(What you need to do): From the entries below, list each line with "before".

(Data):
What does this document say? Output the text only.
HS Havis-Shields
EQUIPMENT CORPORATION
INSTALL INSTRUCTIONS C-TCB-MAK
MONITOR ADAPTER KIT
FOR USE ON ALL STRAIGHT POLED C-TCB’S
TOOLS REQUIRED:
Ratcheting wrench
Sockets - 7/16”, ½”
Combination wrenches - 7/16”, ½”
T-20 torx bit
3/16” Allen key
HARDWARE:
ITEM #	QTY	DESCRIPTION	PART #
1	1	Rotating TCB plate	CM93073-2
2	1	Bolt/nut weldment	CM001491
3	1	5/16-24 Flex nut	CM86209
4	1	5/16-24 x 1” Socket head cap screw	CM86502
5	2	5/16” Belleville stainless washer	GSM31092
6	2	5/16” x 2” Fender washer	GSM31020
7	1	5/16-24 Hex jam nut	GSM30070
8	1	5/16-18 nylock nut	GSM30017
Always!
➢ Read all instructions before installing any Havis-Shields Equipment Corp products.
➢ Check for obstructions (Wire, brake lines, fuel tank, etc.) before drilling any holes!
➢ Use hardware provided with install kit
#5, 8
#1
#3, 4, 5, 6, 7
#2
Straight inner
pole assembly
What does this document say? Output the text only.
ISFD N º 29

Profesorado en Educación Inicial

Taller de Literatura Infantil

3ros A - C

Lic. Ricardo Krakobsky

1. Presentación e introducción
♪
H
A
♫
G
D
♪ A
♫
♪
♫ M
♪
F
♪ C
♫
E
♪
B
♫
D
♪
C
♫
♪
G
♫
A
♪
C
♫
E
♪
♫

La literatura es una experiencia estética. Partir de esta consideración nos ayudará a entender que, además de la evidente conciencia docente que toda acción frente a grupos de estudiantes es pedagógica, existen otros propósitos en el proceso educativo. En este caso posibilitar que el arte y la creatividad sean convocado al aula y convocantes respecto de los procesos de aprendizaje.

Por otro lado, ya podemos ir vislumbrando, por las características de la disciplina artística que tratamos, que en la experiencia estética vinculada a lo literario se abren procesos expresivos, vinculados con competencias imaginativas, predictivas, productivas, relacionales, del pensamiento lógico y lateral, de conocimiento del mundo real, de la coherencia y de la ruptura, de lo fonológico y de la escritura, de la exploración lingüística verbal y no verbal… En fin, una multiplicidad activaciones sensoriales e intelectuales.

(Exercise response):
➢ Read all instructions before installing any Havis-Shields Equipment Corp products.
➢ Check for obstructions (Wire, brake lines, fuel tank, etc.) before drilling any holes!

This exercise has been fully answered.